> **PROMPT**:
Pictures stay out; everything else in the records below is copied exactly.

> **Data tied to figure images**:

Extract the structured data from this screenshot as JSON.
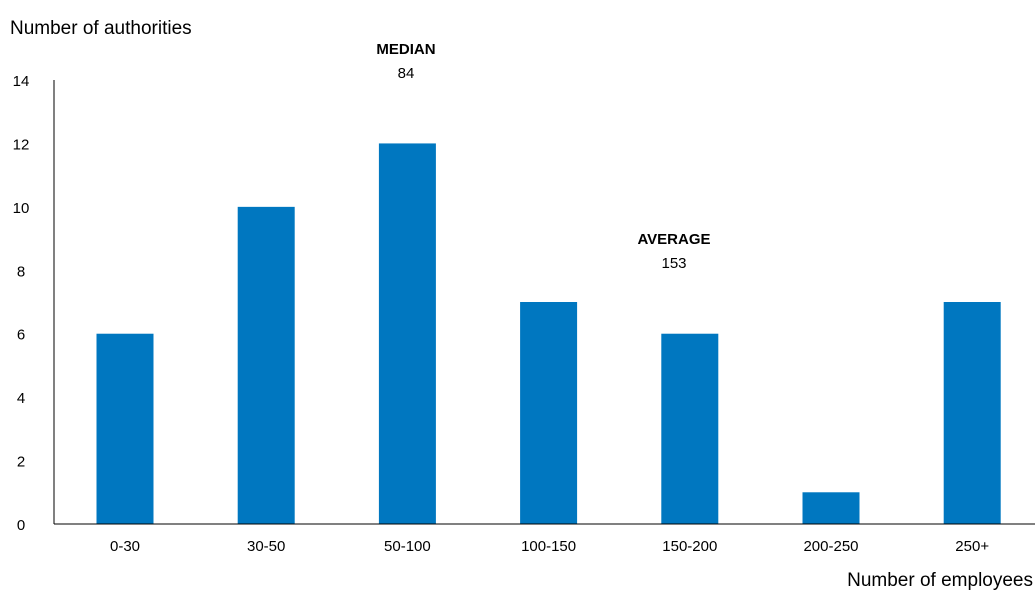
{
  "chart_data": {
    "type": "bar",
    "categories": [
      "0-30",
      "30-50",
      "50-100",
      "100-150",
      "150-200",
      "200-250",
      "250+"
    ],
    "values": [
      6,
      10,
      12,
      7,
      6,
      1,
      7
    ],
    "ylabel": "Number of authorities",
    "xlabel": "Number of employees",
    "ylim": [
      0,
      14
    ],
    "yticks": [
      0,
      2,
      4,
      6,
      8,
      10,
      12,
      14
    ],
    "grid": false,
    "bar_color": "#0077C0",
    "annotations": [
      {
        "label": "MEDIAN",
        "value": "84"
      },
      {
        "label": "AVERAGE",
        "value": "153"
      }
    ]
  }
}
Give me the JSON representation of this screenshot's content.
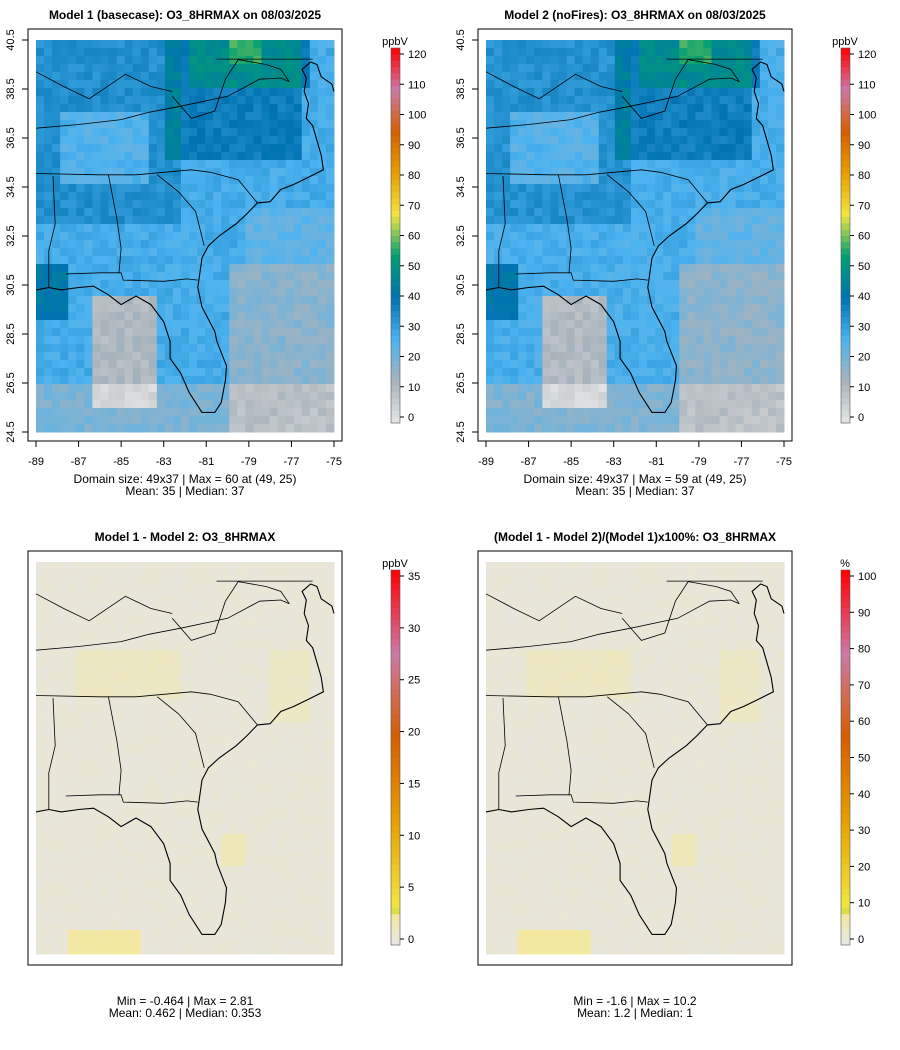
{
  "panels": [
    {
      "id": "p1",
      "title": "Model 1 (basecase): O3_8HRMAX on 08/03/2025",
      "unit": "ppbV",
      "field": "o3a",
      "colorbar_max": 120,
      "colorbar_ticks": [
        "0",
        "10",
        "20",
        "30",
        "40",
        "50",
        "60",
        "70",
        "80",
        "90",
        "100",
        "110",
        "120"
      ],
      "show_axes": true,
      "stats": [
        "Domain size: 49x37 | Max = 60 at (49, 25)",
        "Mean: 35 |  Median: 37"
      ]
    },
    {
      "id": "p2",
      "title": "Model 2 (noFires): O3_8HRMAX on 08/03/2025",
      "unit": "ppbV",
      "field": "o3b",
      "colorbar_max": 120,
      "colorbar_ticks": [
        "0",
        "10",
        "20",
        "30",
        "40",
        "50",
        "60",
        "70",
        "80",
        "90",
        "100",
        "110",
        "120"
      ],
      "show_axes": true,
      "stats": [
        "Domain size: 49x37 | Max = 59 at (49, 25)",
        "Mean: 35 |  Median: 37"
      ]
    },
    {
      "id": "p3",
      "title": "Model 1 - Model 2: O3_8HRMAX",
      "unit": "ppbV",
      "field": "diff",
      "colorbar_max": 35,
      "colorbar_ticks": [
        "0",
        "5",
        "10",
        "15",
        "20",
        "25",
        "30",
        "35"
      ],
      "show_axes": false,
      "stats": [
        "Min = -0.464 | Max = 2.81",
        "Mean: 0.462 |  Median: 0.353"
      ]
    },
    {
      "id": "p4",
      "title": "(Model 1 - Model 2)/(Model 1)x100%: O3_8HRMAX",
      "unit": "%",
      "field": "pct",
      "colorbar_max": 100,
      "colorbar_ticks": [
        "0",
        "10",
        "20",
        "30",
        "40",
        "50",
        "60",
        "70",
        "80",
        "90",
        "100"
      ],
      "show_axes": false,
      "stats": [
        "Min = -1.6 | Max = 10.2",
        "Mean: 1.2 |  Median: 1"
      ]
    }
  ],
  "axes": {
    "x_ticks": [
      "-89",
      "-87",
      "-85",
      "-83",
      "-81",
      "-79",
      "-77",
      "-75"
    ],
    "y_ticks": [
      "24.5",
      "26.5",
      "28.5",
      "30.5",
      "32.5",
      "34.5",
      "36.5",
      "38.5",
      "40.5"
    ]
  },
  "colors": {
    "scale": [
      "#e6e6e6",
      "#a9b3bb",
      "#4db3f0",
      "#0072b2",
      "#009e73",
      "#f0e442",
      "#e69f00",
      "#d55e00",
      "#cc79a7",
      "#ff0000"
    ],
    "land_gray": "#e6e6e6",
    "boundary": "#000000"
  },
  "chart_data": [
    {
      "type": "heatmap",
      "title": "Model 1 (basecase): O3_8HRMAX on 08/03/2025",
      "grid": {
        "ncols": 37,
        "nrows": 49
      },
      "xlim": [
        -89,
        -75
      ],
      "ylim": [
        24.5,
        40.5
      ],
      "colorbar": {
        "label": "ppbV",
        "range": [
          0,
          120
        ]
      },
      "summary": {
        "max": 60,
        "max_at": [
          49,
          25
        ],
        "mean": 35,
        "median": 37
      }
    },
    {
      "type": "heatmap",
      "title": "Model 2 (noFires): O3_8HRMAX on 08/03/2025",
      "grid": {
        "ncols": 37,
        "nrows": 49
      },
      "xlim": [
        -89,
        -75
      ],
      "ylim": [
        24.5,
        40.5
      ],
      "colorbar": {
        "label": "ppbV",
        "range": [
          0,
          120
        ]
      },
      "summary": {
        "max": 59,
        "max_at": [
          49,
          25
        ],
        "mean": 35,
        "median": 37
      }
    },
    {
      "type": "heatmap",
      "title": "Model 1 - Model 2: O3_8HRMAX",
      "colorbar": {
        "label": "ppbV",
        "range": [
          0,
          35
        ]
      },
      "summary": {
        "min": -0.464,
        "max": 2.81,
        "mean": 0.462,
        "median": 0.353
      }
    },
    {
      "type": "heatmap",
      "title": "(Model 1 - Model 2)/(Model 1)x100%: O3_8HRMAX",
      "colorbar": {
        "label": "%",
        "range": [
          0,
          100
        ]
      },
      "summary": {
        "min": -1.6,
        "max": 10.2,
        "mean": 1.2,
        "median": 1
      }
    }
  ]
}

> **WORKED SOLUTION**:
Extract the structured data from this screenshot as JSON.
{
  "chart_data": {
    "type": "bar",
    "categories": [
      "0-30",
      "30-50",
      "50-100",
      "100-150",
      "150-200",
      "200-250",
      "250+"
    ],
    "values": [
      6,
      10,
      12,
      7,
      6,
      1,
      7
    ],
    "ylabel": "Number of authorities",
    "xlabel": "Number of employees",
    "ylim": [
      0,
      14
    ],
    "yticks": [
      0,
      2,
      4,
      6,
      8,
      10,
      12,
      14
    ],
    "grid": false,
    "bar_color": "#0077C0",
    "annotations": [
      {
        "label": "MEDIAN",
        "value": "84"
      },
      {
        "label": "AVERAGE",
        "value": "153"
      }
    ]
  }
}
Give me the JSON representation of this screenshot's content.
{
  "panels": [
    {
      "id": "p1",
      "title": "Model 1 (basecase): O3_8HRMAX on 08/03/2025",
      "unit": "ppbV",
      "field": "o3a",
      "colorbar_max": 120,
      "colorbar_ticks": [
        "0",
        "10",
        "20",
        "30",
        "40",
        "50",
        "60",
        "70",
        "80",
        "90",
        "100",
        "110",
        "120"
      ],
      "show_axes": true,
      "stats": [
        "Domain size: 49x37 | Max = 60 at (49, 25)",
        "Mean: 35 |  Median: 37"
      ]
    },
    {
      "id": "p2",
      "title": "Model 2 (noFires): O3_8HRMAX on 08/03/2025",
      "unit": "ppbV",
      "field": "o3b",
      "colorbar_max": 120,
      "colorbar_ticks": [
        "0",
        "10",
        "20",
        "30",
        "40",
        "50",
        "60",
        "70",
        "80",
        "90",
        "100",
        "110",
        "120"
      ],
      "show_axes": true,
      "stats": [
        "Domain size: 49x37 | Max = 59 at (49, 25)",
        "Mean: 35 |  Median: 37"
      ]
    },
    {
      "id": "p3",
      "title": "Model 1 - Model 2: O3_8HRMAX",
      "unit": "ppbV",
      "field": "diff",
      "colorbar_max": 35,
      "colorbar_ticks": [
        "0",
        "5",
        "10",
        "15",
        "20",
        "25",
        "30",
        "35"
      ],
      "show_axes": false,
      "stats": [
        "Min = -0.464 | Max = 2.81",
        "Mean: 0.462 |  Median: 0.353"
      ]
    },
    {
      "id": "p4",
      "title": "(Model 1 - Model 2)/(Model 1)x100%: O3_8HRMAX",
      "unit": "%",
      "field": "pct",
      "colorbar_max": 100,
      "colorbar_ticks": [
        "0",
        "10",
        "20",
        "30",
        "40",
        "50",
        "60",
        "70",
        "80",
        "90",
        "100"
      ],
      "show_axes": false,
      "stats": [
        "Min = -1.6 | Max = 10.2",
        "Mean: 1.2 |  Median: 1"
      ]
    }
  ],
  "axes": {
    "x_ticks": [
      "-89",
      "-87",
      "-85",
      "-83",
      "-81",
      "-79",
      "-77",
      "-75"
    ],
    "y_ticks": [
      "24.5",
      "26.5",
      "28.5",
      "30.5",
      "32.5",
      "34.5",
      "36.5",
      "38.5",
      "40.5"
    ]
  },
  "colors": {
    "scale": [
      "#e6e6e6",
      "#a9b3bb",
      "#4db3f0",
      "#0072b2",
      "#009e73",
      "#f0e442",
      "#e69f00",
      "#d55e00",
      "#cc79a7",
      "#ff0000"
    ],
    "land_gray": "#e6e6e6",
    "boundary": "#000000"
  },
  "chart_data": [
    {
      "type": "heatmap",
      "title": "Model 1 (basecase): O3_8HRMAX on 08/03/2025",
      "grid": {
        "ncols": 37,
        "nrows": 49
      },
      "xlim": [
        -89,
        -75
      ],
      "ylim": [
        24.5,
        40.5
      ],
      "colorbar": {
        "label": "ppbV",
        "range": [
          0,
          120
        ]
      },
      "summary": {
        "max": 60,
        "max_at": [
          49,
          25
        ],
        "mean": 35,
        "median": 37
      }
    },
    {
      "type": "heatmap",
      "title": "Model 2 (noFires): O3_8HRMAX on 08/03/2025",
      "grid": {
        "ncols": 37,
        "nrows": 49
      },
      "xlim": [
        -89,
        -75
      ],
      "ylim": [
        24.5,
        40.5
      ],
      "colorbar": {
        "label": "ppbV",
        "range": [
          0,
          120
        ]
      },
      "summary": {
        "max": 59,
        "max_at": [
          49,
          25
        ],
        "mean": 35,
        "median": 37
      }
    },
    {
      "type": "heatmap",
      "title": "Model 1 - Model 2: O3_8HRMAX",
      "colorbar": {
        "label": "ppbV",
        "range": [
          0,
          35
        ]
      },
      "summary": {
        "min": -0.464,
        "max": 2.81,
        "mean": 0.462,
        "median": 0.353
      }
    },
    {
      "type": "heatmap",
      "title": "(Model 1 - Model 2)/(Model 1)x100%: O3_8HRMAX",
      "colorbar": {
        "label": "%",
        "range": [
          0,
          100
        ]
      },
      "summary": {
        "min": -1.6,
        "max": 10.2,
        "mean": 1.2,
        "median": 1
      }
    }
  ]
}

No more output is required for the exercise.